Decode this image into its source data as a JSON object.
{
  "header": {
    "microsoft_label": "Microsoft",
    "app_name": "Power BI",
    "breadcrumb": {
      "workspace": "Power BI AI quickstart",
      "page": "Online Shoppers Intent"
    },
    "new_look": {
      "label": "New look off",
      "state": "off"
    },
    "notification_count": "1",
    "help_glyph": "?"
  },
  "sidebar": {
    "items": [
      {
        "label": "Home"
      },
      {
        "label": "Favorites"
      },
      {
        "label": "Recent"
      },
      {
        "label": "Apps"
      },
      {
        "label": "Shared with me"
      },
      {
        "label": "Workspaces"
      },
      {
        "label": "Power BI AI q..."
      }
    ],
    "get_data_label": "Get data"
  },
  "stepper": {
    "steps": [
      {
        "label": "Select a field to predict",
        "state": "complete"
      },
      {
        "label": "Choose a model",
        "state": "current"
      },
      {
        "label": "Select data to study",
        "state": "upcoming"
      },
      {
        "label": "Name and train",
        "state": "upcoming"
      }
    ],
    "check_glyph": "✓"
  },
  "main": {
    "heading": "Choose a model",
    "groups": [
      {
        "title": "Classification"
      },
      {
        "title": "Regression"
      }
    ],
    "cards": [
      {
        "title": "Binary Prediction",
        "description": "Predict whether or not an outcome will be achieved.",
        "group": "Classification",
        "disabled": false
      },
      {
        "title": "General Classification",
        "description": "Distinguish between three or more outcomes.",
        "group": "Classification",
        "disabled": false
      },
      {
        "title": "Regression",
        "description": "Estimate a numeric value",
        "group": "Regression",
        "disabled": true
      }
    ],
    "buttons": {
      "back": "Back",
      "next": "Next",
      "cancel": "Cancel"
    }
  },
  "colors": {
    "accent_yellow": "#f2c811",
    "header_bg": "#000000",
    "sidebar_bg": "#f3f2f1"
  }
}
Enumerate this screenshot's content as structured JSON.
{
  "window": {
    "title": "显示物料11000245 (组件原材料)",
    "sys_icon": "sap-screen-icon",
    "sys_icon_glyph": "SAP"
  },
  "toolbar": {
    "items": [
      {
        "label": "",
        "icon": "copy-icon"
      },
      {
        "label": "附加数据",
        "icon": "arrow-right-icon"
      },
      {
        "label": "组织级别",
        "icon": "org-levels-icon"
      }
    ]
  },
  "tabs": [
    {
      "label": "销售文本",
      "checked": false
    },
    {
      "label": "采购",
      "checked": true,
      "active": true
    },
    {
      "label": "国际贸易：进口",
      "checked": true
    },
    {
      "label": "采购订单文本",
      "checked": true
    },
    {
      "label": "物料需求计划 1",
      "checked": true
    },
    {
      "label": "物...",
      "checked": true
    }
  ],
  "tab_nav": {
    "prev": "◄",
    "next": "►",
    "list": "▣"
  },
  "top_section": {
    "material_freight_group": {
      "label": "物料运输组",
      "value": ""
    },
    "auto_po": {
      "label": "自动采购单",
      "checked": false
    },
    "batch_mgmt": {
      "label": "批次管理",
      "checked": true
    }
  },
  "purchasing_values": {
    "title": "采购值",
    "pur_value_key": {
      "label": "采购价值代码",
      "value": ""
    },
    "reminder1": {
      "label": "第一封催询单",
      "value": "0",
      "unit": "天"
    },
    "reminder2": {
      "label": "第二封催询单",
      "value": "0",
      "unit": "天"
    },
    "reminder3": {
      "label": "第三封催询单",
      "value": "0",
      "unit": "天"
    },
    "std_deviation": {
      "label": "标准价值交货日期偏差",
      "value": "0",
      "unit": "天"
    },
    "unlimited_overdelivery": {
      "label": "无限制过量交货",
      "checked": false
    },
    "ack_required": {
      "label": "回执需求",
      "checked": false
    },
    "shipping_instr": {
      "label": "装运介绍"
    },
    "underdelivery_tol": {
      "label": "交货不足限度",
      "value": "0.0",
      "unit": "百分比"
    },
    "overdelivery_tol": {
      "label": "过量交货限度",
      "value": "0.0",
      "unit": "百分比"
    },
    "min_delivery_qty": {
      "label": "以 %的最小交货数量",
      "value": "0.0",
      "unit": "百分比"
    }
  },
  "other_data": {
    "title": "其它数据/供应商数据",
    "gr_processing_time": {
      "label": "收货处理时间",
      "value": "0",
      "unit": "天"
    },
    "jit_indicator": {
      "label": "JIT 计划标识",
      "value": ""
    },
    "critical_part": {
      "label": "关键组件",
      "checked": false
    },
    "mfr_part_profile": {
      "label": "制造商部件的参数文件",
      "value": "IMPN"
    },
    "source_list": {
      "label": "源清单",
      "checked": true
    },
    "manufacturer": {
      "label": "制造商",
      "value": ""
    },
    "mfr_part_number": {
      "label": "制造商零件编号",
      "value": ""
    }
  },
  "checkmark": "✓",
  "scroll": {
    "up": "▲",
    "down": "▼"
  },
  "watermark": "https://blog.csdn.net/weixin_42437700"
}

* _Your task_
Take the entries above and transcribe them in full.

* _Solution for this problem_
Decode this image into its source data as a JSON object.
{
  "header": {
    "microsoft_label": "Microsoft",
    "app_name": "Power BI",
    "breadcrumb": {
      "workspace": "Power BI AI quickstart",
      "page": "Online Shoppers Intent"
    },
    "new_look": {
      "label": "New look off",
      "state": "off"
    },
    "notification_count": "1",
    "help_glyph": "?"
  },
  "sidebar": {
    "items": [
      {
        "label": "Home"
      },
      {
        "label": "Favorites"
      },
      {
        "label": "Recent"
      },
      {
        "label": "Apps"
      },
      {
        "label": "Shared with me"
      },
      {
        "label": "Workspaces"
      },
      {
        "label": "Power BI AI q..."
      }
    ],
    "get_data_label": "Get data"
  },
  "stepper": {
    "steps": [
      {
        "label": "Select a field to predict",
        "state": "complete"
      },
      {
        "label": "Choose a model",
        "state": "current"
      },
      {
        "label": "Select data to study",
        "state": "upcoming"
      },
      {
        "label": "Name and train",
        "state": "upcoming"
      }
    ],
    "check_glyph": "✓"
  },
  "main": {
    "heading": "Choose a model",
    "groups": [
      {
        "title": "Classification"
      },
      {
        "title": "Regression"
      }
    ],
    "cards": [
      {
        "title": "Binary Prediction",
        "description": "Predict whether or not an outcome will be achieved.",
        "group": "Classification",
        "disabled": false
      },
      {
        "title": "General Classification",
        "description": "Distinguish between three or more outcomes.",
        "group": "Classification",
        "disabled": false
      },
      {
        "title": "Regression",
        "description": "Estimate a numeric value",
        "group": "Regression",
        "disabled": true
      }
    ],
    "buttons": {
      "back": "Back",
      "next": "Next",
      "cancel": "Cancel"
    }
  },
  "colors": {
    "accent_yellow": "#f2c811",
    "header_bg": "#000000",
    "sidebar_bg": "#f3f2f1"
  }
}
Enumerate this screenshot's content as structured JSON.
{
  "window": {
    "title": "显示物料11000245 (组件原材料)",
    "sys_icon": "sap-screen-icon",
    "sys_icon_glyph": "SAP"
  },
  "toolbar": {
    "items": [
      {
        "label": "",
        "icon": "copy-icon"
      },
      {
        "label": "附加数据",
        "icon": "arrow-right-icon"
      },
      {
        "label": "组织级别",
        "icon": "org-levels-icon"
      }
    ]
  },
  "tabs": [
    {
      "label": "销售文本",
      "checked": false
    },
    {
      "label": "采购",
      "checked": true,
      "active": true
    },
    {
      "label": "国际贸易：进口",
      "checked": true
    },
    {
      "label": "采购订单文本",
      "checked": true
    },
    {
      "label": "物料需求计划 1",
      "checked": true
    },
    {
      "label": "物...",
      "checked": true
    }
  ],
  "tab_nav": {
    "prev": "◄",
    "next": "►",
    "list": "▣"
  },
  "top_section": {
    "material_freight_group": {
      "label": "物料运输组",
      "value": ""
    },
    "auto_po": {
      "label": "自动采购单",
      "checked": false
    },
    "batch_mgmt": {
      "label": "批次管理",
      "checked": true
    }
  },
  "purchasing_values": {
    "title": "采购值",
    "pur_value_key": {
      "label": "采购价值代码",
      "value": ""
    },
    "reminder1": {
      "label": "第一封催询单",
      "value": "0",
      "unit": "天"
    },
    "reminder2": {
      "label": "第二封催询单",
      "value": "0",
      "unit": "天"
    },
    "reminder3": {
      "label": "第三封催询单",
      "value": "0",
      "unit": "天"
    },
    "std_deviation": {
      "label": "标准价值交货日期偏差",
      "value": "0",
      "unit": "天"
    },
    "unlimited_overdelivery": {
      "label": "无限制过量交货",
      "checked": false
    },
    "ack_required": {
      "label": "回执需求",
      "checked": false
    },
    "shipping_instr": {
      "label": "装运介绍"
    },
    "underdelivery_tol": {
      "label": "交货不足限度",
      "value": "0.0",
      "unit": "百分比"
    },
    "overdelivery_tol": {
      "label": "过量交货限度",
      "value": "0.0",
      "unit": "百分比"
    },
    "min_delivery_qty": {
      "label": "以 %的最小交货数量",
      "value": "0.0",
      "unit": "百分比"
    }
  },
  "other_data": {
    "title": "其它数据/供应商数据",
    "gr_processing_time": {
      "label": "收货处理时间",
      "value": "0",
      "unit": "天"
    },
    "jit_indicator": {
      "label": "JIT 计划标识",
      "value": ""
    },
    "critical_part": {
      "label": "关键组件",
      "checked": false
    },
    "mfr_part_profile": {
      "label": "制造商部件的参数文件",
      "value": "IMPN"
    },
    "source_list": {
      "label": "源清单",
      "checked": true
    },
    "manufacturer": {
      "label": "制造商",
      "value": ""
    },
    "mfr_part_number": {
      "label": "制造商零件编号",
      "value": ""
    }
  },
  "checkmark": "✓",
  "scroll": {
    "up": "▲",
    "down": "▼"
  },
  "watermark": "https://blog.csdn.net/weixin_42437700"
}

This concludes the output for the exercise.